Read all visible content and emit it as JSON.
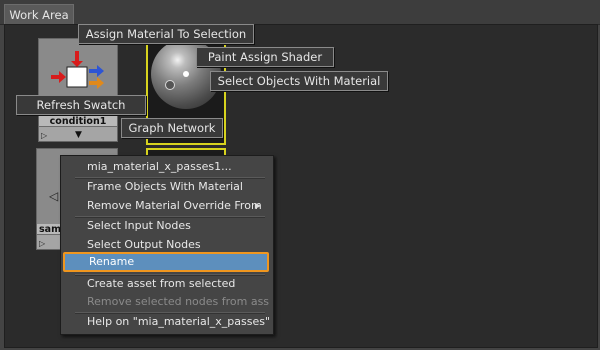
{
  "tab": {
    "label": "Work Area"
  },
  "nodes": {
    "condition": {
      "name": "condition1"
    },
    "sampler": {
      "name": "samp"
    }
  },
  "marking_menu": {
    "assign_material": "Assign Material To Selection",
    "paint_assign": "Paint Assign Shader",
    "select_objects": "Select Objects With Material",
    "refresh_swatch": "Refresh Swatch",
    "graph_network": "Graph Network"
  },
  "context_menu": {
    "header": "mia_material_x_passes1...",
    "items": [
      "Frame Objects With Material",
      "Remove Material Override From",
      "Select Input Nodes",
      "Select Output Nodes",
      "Rename",
      "Create asset from selected",
      "Remove selected nodes from asset",
      "Help on \"mia_material_x_passes\""
    ],
    "highlighted": "Rename",
    "disabled": [
      "Remove selected nodes from asset"
    ]
  },
  "icons": [
    "condition-node-icon",
    "material-sphere-swatch",
    "submenu-arrow-icon",
    "play-icon",
    "triangle-icon"
  ],
  "colors": {
    "highlight": "#5d8fbd",
    "highlight_border": "#f0961e",
    "selection": "#d7d31e"
  }
}
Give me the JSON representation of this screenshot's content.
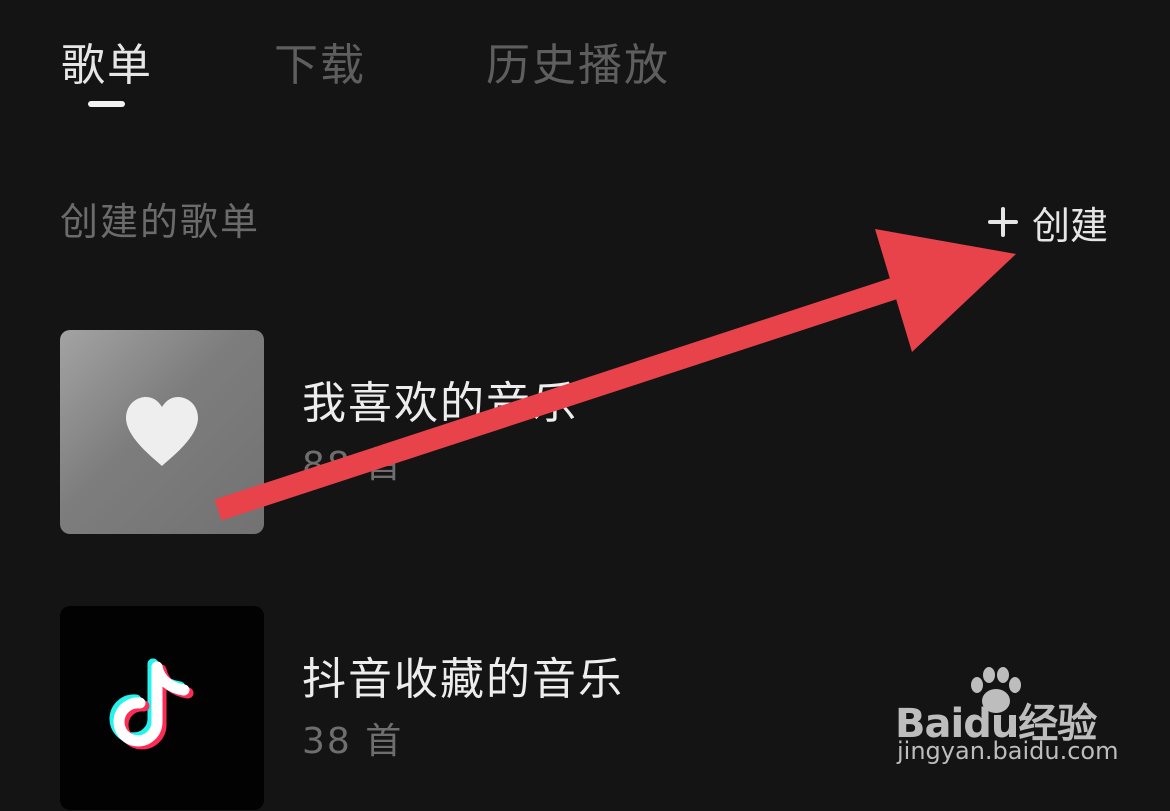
{
  "tabs": [
    {
      "label": "歌单",
      "active": true
    },
    {
      "label": "下载",
      "active": false
    },
    {
      "label": "历史播放",
      "active": false
    }
  ],
  "section": {
    "title": "创建的歌单",
    "create_label": "创建"
  },
  "playlists": [
    {
      "title": "我喜欢的音乐",
      "count": "88 首",
      "cover_icon": "heart-icon"
    },
    {
      "title": "抖音收藏的音乐",
      "count": "38 首",
      "cover_icon": "douyin-logo-icon"
    }
  ],
  "watermark": {
    "brand": "Baidu经验",
    "site": "jingyan.baidu.com"
  },
  "colors": {
    "background": "#141414",
    "arrow": "#e8424a",
    "active_tab": "#e6e6e6",
    "inactive_tab": "#5e5e5e"
  }
}
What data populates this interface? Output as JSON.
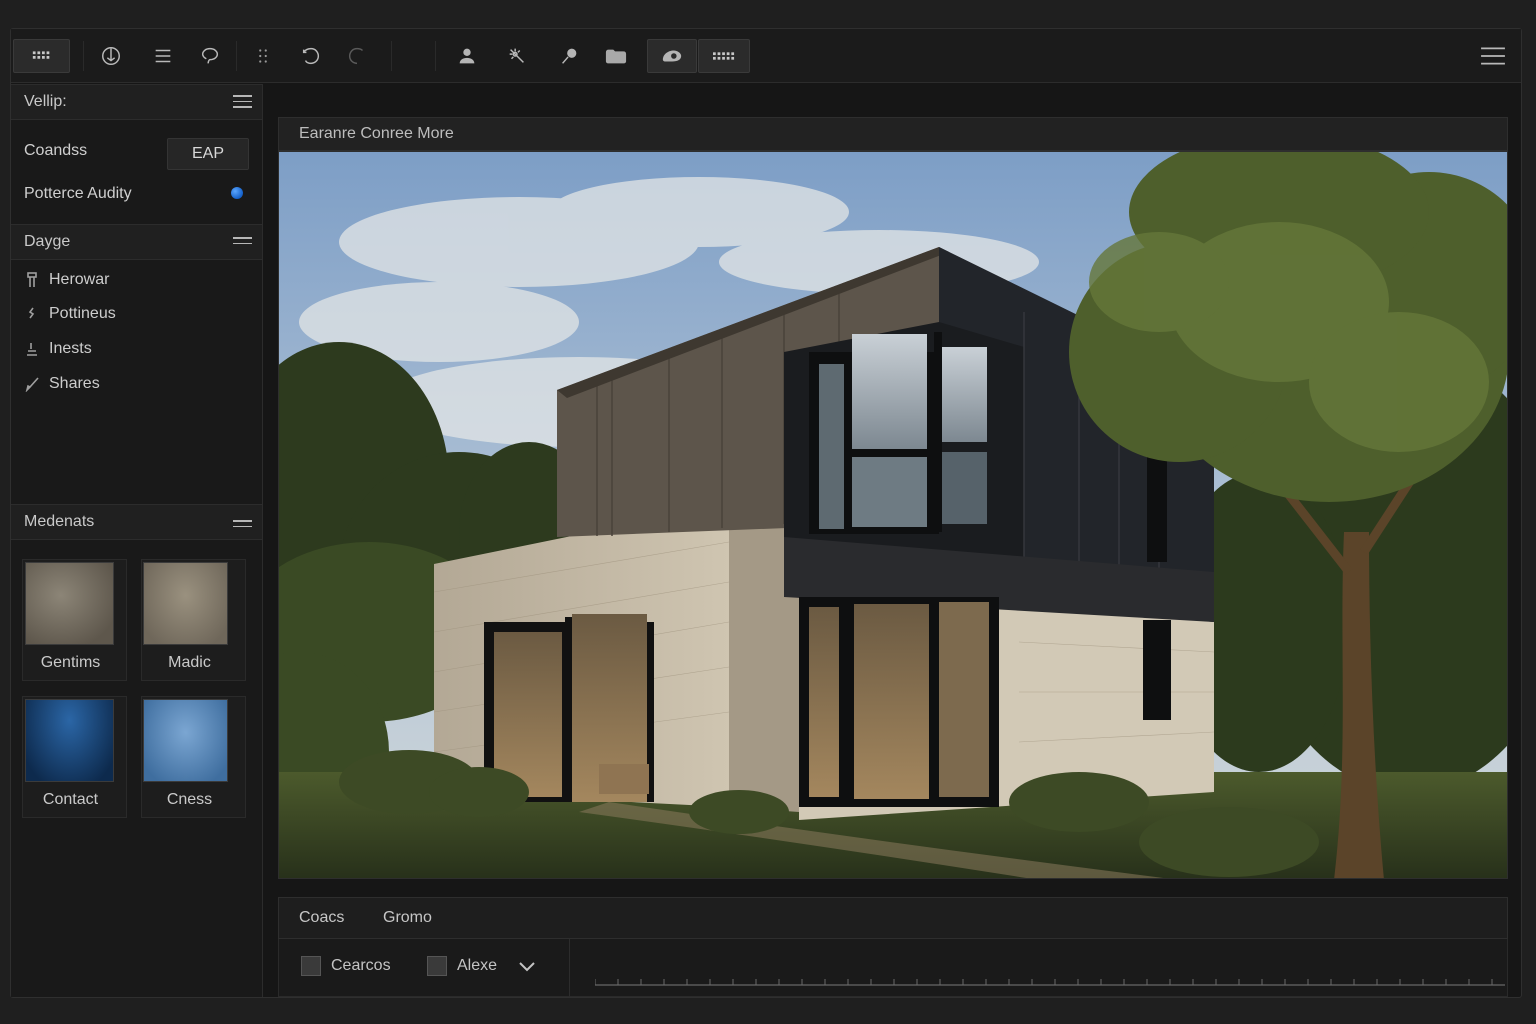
{
  "toolbar": {
    "buttons": [
      "grid-menu-icon",
      "logo-icon",
      "list-icon",
      "lasso-icon",
      "dots-grid-icon",
      "undo-icon",
      "redo-icon",
      "person-icon",
      "magic-wand-icon",
      "pin-tool-icon",
      "folder-icon",
      "camera-icon",
      "keyboard-icon",
      "hamburger-icon"
    ]
  },
  "sidebar": {
    "header1": "Vellip:",
    "conditions_label": "Coandss",
    "conditions_button": "EAP",
    "quality_label": "Potterce Audity",
    "header2": "Dayge",
    "nav_items": [
      {
        "label": "Herowar",
        "icon": "tube-icon"
      },
      {
        "label": "Pottineus",
        "icon": "squiggle-icon"
      },
      {
        "label": "Inests",
        "icon": "stack-icon"
      },
      {
        "label": "Shares",
        "icon": "brush-icon"
      }
    ],
    "header3": "Medenats",
    "materials": [
      {
        "label": "Gentims",
        "color": "#7c7467"
      },
      {
        "label": "Madic",
        "color": "#8a8172"
      },
      {
        "label": "Contact",
        "color": "#1f4f87"
      },
      {
        "label": "Cness",
        "color": "#5d8bbd"
      }
    ]
  },
  "viewport": {
    "title": "Earanre Conree More"
  },
  "bottom": {
    "tabs": [
      "Coacs",
      "Gromo"
    ],
    "checkbox1": "Cearcos",
    "checkbox2": "Alexe"
  },
  "colors": {
    "background": "#161616",
    "panel": "#202020",
    "accent": "#1e6fd9"
  }
}
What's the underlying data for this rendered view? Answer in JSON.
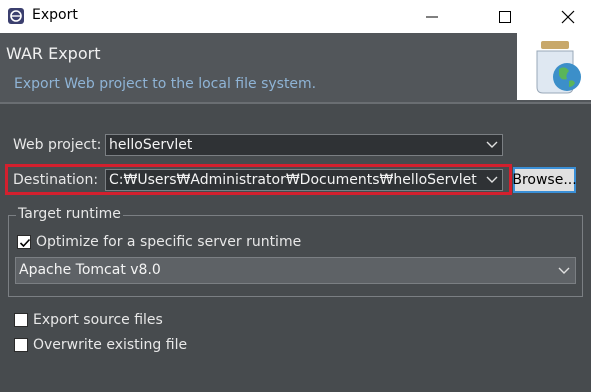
{
  "window": {
    "title": "Export"
  },
  "header": {
    "title": "WAR Export",
    "description": "Export Web project to the local file system."
  },
  "form": {
    "web_project_label": "Web project:",
    "web_project_value": "helloServlet",
    "destination_label": "Destination:",
    "destination_value": "C:₩Users₩Administrator₩Documents₩helloServlet.war",
    "browse_label": "Browse..."
  },
  "target_runtime": {
    "legend": "Target runtime",
    "optimize_label": "Optimize for a specific server runtime",
    "optimize_checked": true,
    "runtime_value": "Apache Tomcat v8.0"
  },
  "options": {
    "export_source_label": "Export source files",
    "export_source_checked": false,
    "overwrite_label": "Overwrite existing file",
    "overwrite_checked": false
  },
  "colors": {
    "highlight": "#d4202e",
    "header_desc": "#8fb4d6"
  }
}
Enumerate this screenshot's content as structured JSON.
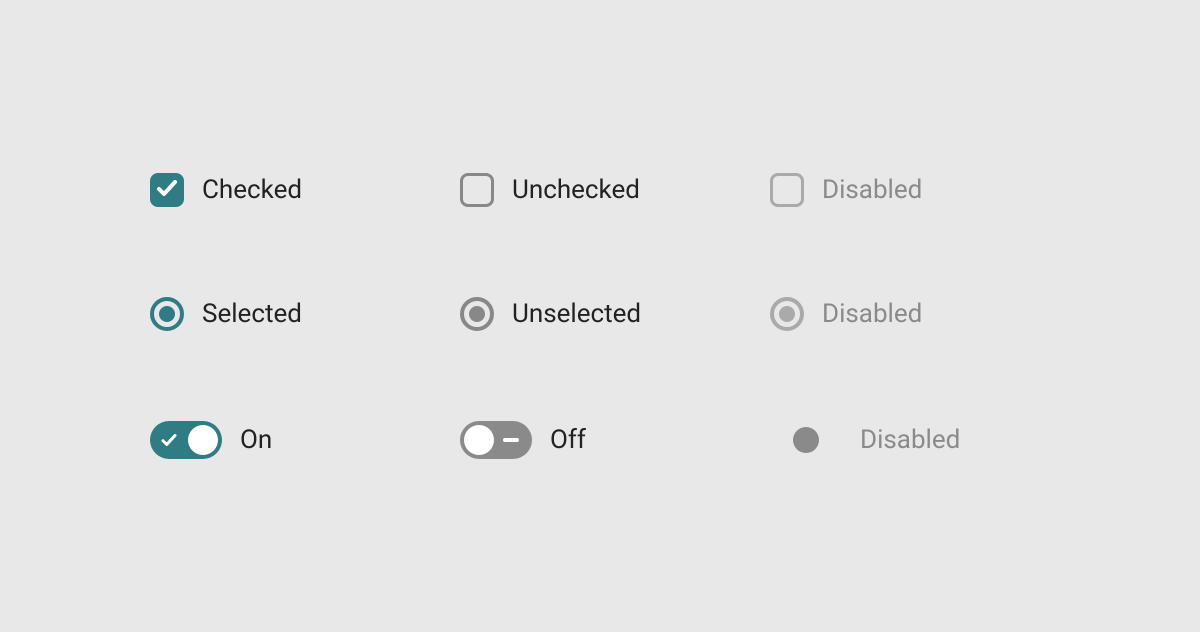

--------------------------------

• Your goal
Copy the records word for word, leaving no picture in the copy.

• Answer for this exercise
Read all visible content and emit it as JSON.
{
  "tab": {
    "label": "Work Area"
  },
  "nodes": {
    "condition": {
      "name": "condition1"
    },
    "sampler": {
      "name": "samp"
    }
  },
  "marking_menu": {
    "assign_material": "Assign Material To Selection",
    "paint_assign": "Paint Assign Shader",
    "select_objects": "Select Objects With Material",
    "refresh_swatch": "Refresh Swatch",
    "graph_network": "Graph Network"
  },
  "context_menu": {
    "header": "mia_material_x_passes1...",
    "items": [
      "Frame Objects With Material",
      "Remove Material Override From",
      "Select Input Nodes",
      "Select Output Nodes",
      "Rename",
      "Create asset from selected",
      "Remove selected nodes from asset",
      "Help on \"mia_material_x_passes\""
    ],
    "highlighted": "Rename",
    "disabled": [
      "Remove selected nodes from asset"
    ]
  },
  "icons": [
    "condition-node-icon",
    "material-sphere-swatch",
    "submenu-arrow-icon",
    "play-icon",
    "triangle-icon"
  ],
  "colors": {
    "highlight": "#5d8fbd",
    "highlight_border": "#f0961e",
    "selection": "#d7d31e"
  }
}
Give me the JSON representation of this screenshot's content.
{
  "tabs": [
    {
      "label": "歌单",
      "active": true
    },
    {
      "label": "下载",
      "active": false
    },
    {
      "label": "历史播放",
      "active": false
    }
  ],
  "section": {
    "title": "创建的歌单",
    "create_label": "创建"
  },
  "playlists": [
    {
      "title": "我喜欢的音乐",
      "count": "88 首",
      "cover_icon": "heart-icon"
    },
    {
      "title": "抖音收藏的音乐",
      "count": "38 首",
      "cover_icon": "douyin-logo-icon"
    }
  ],
  "watermark": {
    "brand": "Baidu经验",
    "site": "jingyan.baidu.com"
  },
  "colors": {
    "background": "#141414",
    "arrow": "#e8424a",
    "active_tab": "#e6e6e6",
    "inactive_tab": "#5e5e5e"
  }
}
What data populates this interface? Output as JSON.
{
  "toolbar": {
    "buttons": [
      "grid-menu-icon",
      "logo-icon",
      "list-icon",
      "lasso-icon",
      "dots-grid-icon",
      "undo-icon",
      "redo-icon",
      "person-icon",
      "magic-wand-icon",
      "pin-tool-icon",
      "folder-icon",
      "camera-icon",
      "keyboard-icon",
      "hamburger-icon"
    ]
  },
  "sidebar": {
    "header1": "Vellip:",
    "conditions_label": "Coandss",
    "conditions_button": "EAP",
    "quality_label": "Potterce Audity",
    "header2": "Dayge",
    "nav_items": [
      {
        "label": "Herowar",
        "icon": "tube-icon"
      },
      {
        "label": "Pottineus",
        "icon": "squiggle-icon"
      },
      {
        "label": "Inests",
        "icon": "stack-icon"
      },
      {
        "label": "Shares",
        "icon": "brush-icon"
      }
    ],
    "header3": "Medenats",
    "materials": [
      {
        "label": "Gentims",
        "color": "#7c7467"
      },
      {
        "label": "Madic",
        "color": "#8a8172"
      },
      {
        "label": "Contact",
        "color": "#1f4f87"
      },
      {
        "label": "Cness",
        "color": "#5d8bbd"
      }
    ]
  },
  "viewport": {
    "title": "Earanre Conree More"
  },
  "bottom": {
    "tabs": [
      "Coacs",
      "Gromo"
    ],
    "checkbox1": "Cearcos",
    "checkbox2": "Alexe"
  },
  "colors": {
    "background": "#161616",
    "panel": "#202020",
    "accent": "#1e6fd9"
  }
}
What's the underlying data for this rendered view? Answer in JSON.
{
  "window": {
    "title": "Export"
  },
  "header": {
    "title": "WAR Export",
    "description": "Export Web project to the local file system."
  },
  "form": {
    "web_project_label": "Web project:",
    "web_project_value": "helloServlet",
    "destination_label": "Destination:",
    "destination_value": "C:₩Users₩Administrator₩Documents₩helloServlet.war",
    "browse_label": "Browse..."
  },
  "target_runtime": {
    "legend": "Target runtime",
    "optimize_label": "Optimize for a specific server runtime",
    "optimize_checked": true,
    "runtime_value": "Apache Tomcat v8.0"
  },
  "options": {
    "export_source_label": "Export source files",
    "export_source_checked": false,
    "overwrite_label": "Overwrite existing file",
    "overwrite_checked": false
  },
  "colors": {
    "highlight": "#d4202e",
    "header_desc": "#8fb4d6"
  }
}
Enumerate this screenshot's content as structured JSON.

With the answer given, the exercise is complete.